- **INSTRUCTIONS FOR THE TASK**: In the entries that follow, how many lines contain "comments"? Answer with the number only.

- **RECORD EXTRACTS**:
»»

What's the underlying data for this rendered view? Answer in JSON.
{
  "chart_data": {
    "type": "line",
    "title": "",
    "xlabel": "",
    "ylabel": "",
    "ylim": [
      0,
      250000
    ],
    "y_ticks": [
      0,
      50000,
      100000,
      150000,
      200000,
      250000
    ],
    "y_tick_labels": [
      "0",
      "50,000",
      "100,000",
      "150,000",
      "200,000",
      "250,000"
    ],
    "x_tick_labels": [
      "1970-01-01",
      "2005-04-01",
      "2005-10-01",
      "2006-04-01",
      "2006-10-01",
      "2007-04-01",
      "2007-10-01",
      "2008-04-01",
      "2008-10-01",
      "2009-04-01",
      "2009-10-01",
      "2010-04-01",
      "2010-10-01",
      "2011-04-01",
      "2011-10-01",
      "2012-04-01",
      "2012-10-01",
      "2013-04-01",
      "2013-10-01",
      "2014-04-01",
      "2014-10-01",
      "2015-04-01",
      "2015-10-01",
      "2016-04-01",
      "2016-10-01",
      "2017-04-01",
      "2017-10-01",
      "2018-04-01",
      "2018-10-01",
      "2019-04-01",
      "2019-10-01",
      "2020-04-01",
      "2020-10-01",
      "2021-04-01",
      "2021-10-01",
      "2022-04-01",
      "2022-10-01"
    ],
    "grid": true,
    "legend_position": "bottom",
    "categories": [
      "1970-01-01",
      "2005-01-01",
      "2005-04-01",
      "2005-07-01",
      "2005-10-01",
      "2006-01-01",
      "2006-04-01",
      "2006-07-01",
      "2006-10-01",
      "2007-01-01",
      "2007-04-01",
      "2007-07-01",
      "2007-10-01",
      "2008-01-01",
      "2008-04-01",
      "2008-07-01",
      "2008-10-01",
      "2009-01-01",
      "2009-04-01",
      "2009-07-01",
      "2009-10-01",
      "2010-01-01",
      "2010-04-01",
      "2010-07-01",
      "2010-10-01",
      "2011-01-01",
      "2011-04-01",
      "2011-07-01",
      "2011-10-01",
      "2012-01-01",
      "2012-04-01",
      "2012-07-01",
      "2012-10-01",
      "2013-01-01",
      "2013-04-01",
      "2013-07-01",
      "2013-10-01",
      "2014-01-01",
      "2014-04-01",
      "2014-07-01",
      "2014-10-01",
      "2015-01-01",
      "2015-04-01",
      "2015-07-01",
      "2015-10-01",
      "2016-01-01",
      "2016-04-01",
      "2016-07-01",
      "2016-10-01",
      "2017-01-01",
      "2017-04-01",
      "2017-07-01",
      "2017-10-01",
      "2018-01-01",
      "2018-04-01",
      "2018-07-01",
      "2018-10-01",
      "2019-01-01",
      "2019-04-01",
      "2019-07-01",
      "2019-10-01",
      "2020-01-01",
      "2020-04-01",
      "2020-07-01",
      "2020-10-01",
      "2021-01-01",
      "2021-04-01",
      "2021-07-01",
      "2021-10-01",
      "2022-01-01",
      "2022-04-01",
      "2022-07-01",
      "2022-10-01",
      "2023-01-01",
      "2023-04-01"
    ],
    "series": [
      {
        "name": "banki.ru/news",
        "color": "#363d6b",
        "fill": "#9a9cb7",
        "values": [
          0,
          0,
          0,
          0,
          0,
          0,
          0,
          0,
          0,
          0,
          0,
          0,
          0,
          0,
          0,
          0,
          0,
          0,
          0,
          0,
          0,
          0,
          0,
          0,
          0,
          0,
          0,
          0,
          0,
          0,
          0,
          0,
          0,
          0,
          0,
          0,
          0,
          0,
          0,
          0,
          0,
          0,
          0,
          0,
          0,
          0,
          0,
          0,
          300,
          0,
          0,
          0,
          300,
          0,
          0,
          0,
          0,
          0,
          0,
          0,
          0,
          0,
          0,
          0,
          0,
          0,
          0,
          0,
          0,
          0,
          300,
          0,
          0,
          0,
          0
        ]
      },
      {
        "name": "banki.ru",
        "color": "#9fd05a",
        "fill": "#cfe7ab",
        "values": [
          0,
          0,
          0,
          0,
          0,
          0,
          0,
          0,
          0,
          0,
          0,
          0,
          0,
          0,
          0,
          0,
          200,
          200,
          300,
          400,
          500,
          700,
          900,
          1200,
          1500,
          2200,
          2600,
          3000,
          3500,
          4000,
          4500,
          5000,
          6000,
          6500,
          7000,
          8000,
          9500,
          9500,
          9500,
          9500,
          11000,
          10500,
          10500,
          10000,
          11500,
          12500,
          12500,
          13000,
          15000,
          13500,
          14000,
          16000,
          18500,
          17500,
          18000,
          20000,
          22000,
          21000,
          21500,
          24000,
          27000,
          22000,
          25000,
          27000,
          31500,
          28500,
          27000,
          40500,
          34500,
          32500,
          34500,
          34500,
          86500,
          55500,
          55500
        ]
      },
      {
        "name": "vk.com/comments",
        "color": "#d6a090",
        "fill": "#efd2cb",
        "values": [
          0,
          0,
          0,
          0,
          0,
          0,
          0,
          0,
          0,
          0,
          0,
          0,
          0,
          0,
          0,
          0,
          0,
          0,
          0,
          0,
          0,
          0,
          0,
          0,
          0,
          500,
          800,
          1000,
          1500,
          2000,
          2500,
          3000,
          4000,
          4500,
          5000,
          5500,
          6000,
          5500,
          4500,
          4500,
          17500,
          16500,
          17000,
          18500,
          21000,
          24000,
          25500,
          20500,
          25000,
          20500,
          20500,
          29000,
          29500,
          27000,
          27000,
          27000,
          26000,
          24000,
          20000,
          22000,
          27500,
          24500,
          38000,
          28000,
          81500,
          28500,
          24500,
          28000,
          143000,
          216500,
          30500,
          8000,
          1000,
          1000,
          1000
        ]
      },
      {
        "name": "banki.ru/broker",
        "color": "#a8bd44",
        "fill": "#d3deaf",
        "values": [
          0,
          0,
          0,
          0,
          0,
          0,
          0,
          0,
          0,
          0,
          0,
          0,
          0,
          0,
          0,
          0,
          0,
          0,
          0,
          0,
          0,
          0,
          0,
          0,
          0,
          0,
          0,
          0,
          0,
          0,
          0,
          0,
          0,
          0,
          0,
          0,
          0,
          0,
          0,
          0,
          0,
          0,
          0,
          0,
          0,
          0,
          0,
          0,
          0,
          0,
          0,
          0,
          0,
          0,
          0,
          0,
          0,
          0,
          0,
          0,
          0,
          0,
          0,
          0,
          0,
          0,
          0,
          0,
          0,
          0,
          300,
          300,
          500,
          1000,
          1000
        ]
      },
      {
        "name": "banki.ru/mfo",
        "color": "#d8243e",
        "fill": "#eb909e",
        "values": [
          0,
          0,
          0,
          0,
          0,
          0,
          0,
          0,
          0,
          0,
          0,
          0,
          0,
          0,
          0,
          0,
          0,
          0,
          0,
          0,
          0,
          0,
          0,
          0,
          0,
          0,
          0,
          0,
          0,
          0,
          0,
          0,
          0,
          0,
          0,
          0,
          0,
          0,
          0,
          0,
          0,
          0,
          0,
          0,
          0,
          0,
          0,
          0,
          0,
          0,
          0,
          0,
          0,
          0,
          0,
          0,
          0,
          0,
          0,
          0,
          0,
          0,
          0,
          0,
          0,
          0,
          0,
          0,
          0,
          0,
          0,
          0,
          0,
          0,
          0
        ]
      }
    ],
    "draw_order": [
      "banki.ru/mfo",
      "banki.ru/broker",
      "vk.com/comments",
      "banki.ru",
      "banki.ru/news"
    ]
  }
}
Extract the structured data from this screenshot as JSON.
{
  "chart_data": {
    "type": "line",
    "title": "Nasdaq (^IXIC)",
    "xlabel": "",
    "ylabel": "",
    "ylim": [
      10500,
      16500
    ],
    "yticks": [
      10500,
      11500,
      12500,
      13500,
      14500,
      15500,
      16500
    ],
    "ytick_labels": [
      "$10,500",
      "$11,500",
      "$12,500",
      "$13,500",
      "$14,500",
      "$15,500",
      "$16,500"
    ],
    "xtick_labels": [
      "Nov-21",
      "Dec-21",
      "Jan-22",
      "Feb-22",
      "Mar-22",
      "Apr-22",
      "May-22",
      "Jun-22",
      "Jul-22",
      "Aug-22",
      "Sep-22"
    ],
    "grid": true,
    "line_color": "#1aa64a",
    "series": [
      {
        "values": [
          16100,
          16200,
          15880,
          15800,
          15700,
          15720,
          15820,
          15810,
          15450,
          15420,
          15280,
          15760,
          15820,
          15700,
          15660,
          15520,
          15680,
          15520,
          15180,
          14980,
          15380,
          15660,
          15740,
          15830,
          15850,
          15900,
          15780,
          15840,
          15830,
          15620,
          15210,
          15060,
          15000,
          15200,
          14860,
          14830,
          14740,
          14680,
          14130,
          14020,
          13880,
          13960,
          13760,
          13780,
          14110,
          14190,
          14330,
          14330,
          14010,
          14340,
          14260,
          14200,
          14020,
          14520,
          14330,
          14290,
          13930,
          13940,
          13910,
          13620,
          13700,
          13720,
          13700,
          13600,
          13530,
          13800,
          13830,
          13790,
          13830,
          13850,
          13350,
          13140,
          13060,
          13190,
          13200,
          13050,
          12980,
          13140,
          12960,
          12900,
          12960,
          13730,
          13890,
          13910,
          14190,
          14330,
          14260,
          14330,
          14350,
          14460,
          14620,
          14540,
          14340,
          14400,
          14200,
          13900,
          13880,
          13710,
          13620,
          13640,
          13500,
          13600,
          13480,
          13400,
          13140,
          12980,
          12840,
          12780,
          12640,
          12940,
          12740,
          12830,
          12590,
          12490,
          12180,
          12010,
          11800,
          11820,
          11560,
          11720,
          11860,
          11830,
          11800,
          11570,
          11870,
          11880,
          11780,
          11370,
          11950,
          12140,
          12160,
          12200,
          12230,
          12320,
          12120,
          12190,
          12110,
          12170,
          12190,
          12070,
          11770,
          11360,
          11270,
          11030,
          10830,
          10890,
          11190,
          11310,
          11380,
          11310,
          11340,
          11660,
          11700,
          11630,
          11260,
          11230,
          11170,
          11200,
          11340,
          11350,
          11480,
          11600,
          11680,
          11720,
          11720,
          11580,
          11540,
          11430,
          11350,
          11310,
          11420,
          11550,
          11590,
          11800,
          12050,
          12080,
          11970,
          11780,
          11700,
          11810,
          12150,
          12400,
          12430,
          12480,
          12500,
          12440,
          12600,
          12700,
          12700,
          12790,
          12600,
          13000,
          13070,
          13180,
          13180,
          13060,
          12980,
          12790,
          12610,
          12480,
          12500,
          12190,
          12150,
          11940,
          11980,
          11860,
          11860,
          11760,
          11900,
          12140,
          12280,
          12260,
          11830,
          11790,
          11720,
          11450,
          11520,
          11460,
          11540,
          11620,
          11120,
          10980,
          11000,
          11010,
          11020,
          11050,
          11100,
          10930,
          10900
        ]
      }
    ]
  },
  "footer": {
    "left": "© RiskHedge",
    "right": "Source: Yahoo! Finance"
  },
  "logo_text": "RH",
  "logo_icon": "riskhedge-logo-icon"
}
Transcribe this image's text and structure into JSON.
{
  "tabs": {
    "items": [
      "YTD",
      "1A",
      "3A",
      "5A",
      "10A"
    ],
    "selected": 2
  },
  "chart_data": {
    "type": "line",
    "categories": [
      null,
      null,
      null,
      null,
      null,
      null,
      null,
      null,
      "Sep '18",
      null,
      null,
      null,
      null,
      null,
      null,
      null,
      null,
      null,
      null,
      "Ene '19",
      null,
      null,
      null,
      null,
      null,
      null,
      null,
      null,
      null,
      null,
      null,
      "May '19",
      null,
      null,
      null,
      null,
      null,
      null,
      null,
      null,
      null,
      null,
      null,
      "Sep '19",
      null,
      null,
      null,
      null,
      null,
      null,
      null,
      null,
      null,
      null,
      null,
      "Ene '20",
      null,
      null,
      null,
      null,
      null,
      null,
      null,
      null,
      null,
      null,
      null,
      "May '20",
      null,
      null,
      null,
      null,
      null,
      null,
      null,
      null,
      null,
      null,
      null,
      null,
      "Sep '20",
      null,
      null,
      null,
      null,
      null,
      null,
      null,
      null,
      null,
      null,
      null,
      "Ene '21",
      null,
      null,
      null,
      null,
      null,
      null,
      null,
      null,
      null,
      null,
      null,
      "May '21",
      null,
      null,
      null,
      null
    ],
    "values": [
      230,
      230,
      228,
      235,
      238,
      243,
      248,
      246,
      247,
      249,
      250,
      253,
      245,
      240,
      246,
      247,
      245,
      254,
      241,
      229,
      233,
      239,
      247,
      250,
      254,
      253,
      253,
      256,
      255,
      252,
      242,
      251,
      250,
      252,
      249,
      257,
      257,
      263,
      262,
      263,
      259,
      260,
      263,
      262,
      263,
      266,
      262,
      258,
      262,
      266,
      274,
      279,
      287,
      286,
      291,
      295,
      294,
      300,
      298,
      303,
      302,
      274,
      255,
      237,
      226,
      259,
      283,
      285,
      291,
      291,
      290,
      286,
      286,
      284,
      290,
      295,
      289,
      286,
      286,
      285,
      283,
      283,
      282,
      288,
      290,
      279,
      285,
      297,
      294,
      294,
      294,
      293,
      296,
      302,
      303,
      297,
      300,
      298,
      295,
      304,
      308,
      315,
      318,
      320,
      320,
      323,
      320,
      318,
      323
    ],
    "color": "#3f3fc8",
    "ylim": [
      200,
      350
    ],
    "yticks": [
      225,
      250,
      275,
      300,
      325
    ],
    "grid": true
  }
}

««

- **CORRECT OUTPUT**: 2